Would you extract the whole listing below and retype it exactly?

###

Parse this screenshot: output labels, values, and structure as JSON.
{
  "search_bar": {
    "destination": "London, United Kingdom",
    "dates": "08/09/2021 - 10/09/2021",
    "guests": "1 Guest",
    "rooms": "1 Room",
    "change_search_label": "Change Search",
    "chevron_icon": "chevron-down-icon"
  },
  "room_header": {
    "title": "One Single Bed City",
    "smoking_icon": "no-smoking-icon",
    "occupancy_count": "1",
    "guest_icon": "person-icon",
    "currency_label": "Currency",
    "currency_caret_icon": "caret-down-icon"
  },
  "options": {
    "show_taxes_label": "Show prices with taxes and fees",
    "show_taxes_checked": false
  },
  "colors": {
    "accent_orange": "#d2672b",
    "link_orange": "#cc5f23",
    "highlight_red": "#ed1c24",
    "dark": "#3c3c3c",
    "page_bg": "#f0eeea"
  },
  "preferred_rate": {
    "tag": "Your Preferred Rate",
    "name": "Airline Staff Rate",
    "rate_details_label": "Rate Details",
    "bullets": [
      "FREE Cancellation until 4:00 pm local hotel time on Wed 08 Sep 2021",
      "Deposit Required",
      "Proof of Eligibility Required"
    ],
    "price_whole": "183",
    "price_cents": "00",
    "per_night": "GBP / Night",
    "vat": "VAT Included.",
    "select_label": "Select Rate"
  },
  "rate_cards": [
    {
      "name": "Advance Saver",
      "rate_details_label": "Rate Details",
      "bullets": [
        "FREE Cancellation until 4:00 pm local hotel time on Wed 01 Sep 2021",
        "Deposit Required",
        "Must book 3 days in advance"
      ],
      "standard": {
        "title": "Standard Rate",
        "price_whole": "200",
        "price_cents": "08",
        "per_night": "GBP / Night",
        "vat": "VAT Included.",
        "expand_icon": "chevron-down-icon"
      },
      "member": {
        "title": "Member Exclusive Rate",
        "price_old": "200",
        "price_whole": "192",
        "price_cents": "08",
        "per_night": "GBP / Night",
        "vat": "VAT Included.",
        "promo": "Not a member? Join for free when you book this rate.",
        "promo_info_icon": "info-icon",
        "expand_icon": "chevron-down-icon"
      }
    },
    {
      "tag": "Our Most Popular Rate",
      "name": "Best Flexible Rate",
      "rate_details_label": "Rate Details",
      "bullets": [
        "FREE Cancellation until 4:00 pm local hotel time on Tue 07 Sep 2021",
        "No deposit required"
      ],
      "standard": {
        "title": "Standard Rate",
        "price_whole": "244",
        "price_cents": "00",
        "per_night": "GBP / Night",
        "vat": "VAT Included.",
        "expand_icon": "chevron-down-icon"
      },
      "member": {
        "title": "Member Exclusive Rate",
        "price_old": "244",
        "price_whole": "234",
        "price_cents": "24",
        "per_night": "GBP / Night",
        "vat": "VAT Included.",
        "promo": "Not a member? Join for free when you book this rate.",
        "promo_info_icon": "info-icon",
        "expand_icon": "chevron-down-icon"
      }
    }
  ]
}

###

▶ **THE ANSWER**
Parse this screenshot: output labels, values, and structure as JSON.
{
  "search_bar": {
    "destination": "London, United Kingdom",
    "dates": "08/09/2021 - 10/09/2021",
    "guests": "1 Guest",
    "rooms": "1 Room",
    "change_search_label": "Change Search",
    "chevron_icon": "chevron-down-icon"
  },
  "room_header": {
    "title": "One Single Bed City",
    "smoking_icon": "no-smoking-icon",
    "occupancy_count": "1",
    "guest_icon": "person-icon",
    "currency_label": "Currency",
    "currency_caret_icon": "caret-down-icon"
  },
  "options": {
    "show_taxes_label": "Show prices with taxes and fees",
    "show_taxes_checked": false
  },
  "colors": {
    "accent_orange": "#d2672b",
    "link_orange": "#cc5f23",
    "highlight_red": "#ed1c24",
    "dark": "#3c3c3c",
    "page_bg": "#f0eeea"
  },
  "preferred_rate": {
    "tag": "Your Preferred Rate",
    "name": "Airline Staff Rate",
    "rate_details_label": "Rate Details",
    "bullets": [
      "FREE Cancellation until 4:00 pm local hotel time on Wed 08 Sep 2021",
      "Deposit Required",
      "Proof of Eligibility Required"
    ],
    "price_whole": "183",
    "price_cents": "00",
    "per_night": "GBP / Night",
    "vat": "VAT Included.",
    "select_label": "Select Rate"
  },
  "rate_cards": [
    {
      "name": "Advance Saver",
      "rate_details_label": "Rate Details",
      "bullets": [
        "FREE Cancellation until 4:00 pm local hotel time on Wed 01 Sep 2021",
        "Deposit Required",
        "Must book 3 days in advance"
      ],
      "standard": {
        "title": "Standard Rate",
        "price_whole": "200",
        "price_cents": "08",
        "per_night": "GBP / Night",
        "vat": "VAT Included.",
        "expand_icon": "chevron-down-icon"
      },
      "member": {
        "title": "Member Exclusive Rate",
        "price_old": "200",
        "price_whole": "192",
        "price_cents": "08",
        "per_night": "GBP / Night",
        "vat": "VAT Included.",
        "promo": "Not a member? Join for free when you book this rate.",
        "promo_info_icon": "info-icon",
        "expand_icon": "chevron-down-icon"
      }
    },
    {
      "tag": "Our Most Popular Rate",
      "name": "Best Flexible Rate",
      "rate_details_label": "Rate Details",
      "bullets": [
        "FREE Cancellation until 4:00 pm local hotel time on Tue 07 Sep 2021",
        "No deposit required"
      ],
      "standard": {
        "title": "Standard Rate",
        "price_whole": "244",
        "price_cents": "00",
        "per_night": "GBP / Night",
        "vat": "VAT Included.",
        "expand_icon": "chevron-down-icon"
      },
      "member": {
        "title": "Member Exclusive Rate",
        "price_old": "244",
        "price_whole": "234",
        "price_cents": "24",
        "per_night": "GBP / Night",
        "vat": "VAT Included.",
        "promo": "Not a member? Join for free when you book this rate.",
        "promo_info_icon": "info-icon",
        "expand_icon": "chevron-down-icon"
      }
    }
  ]
}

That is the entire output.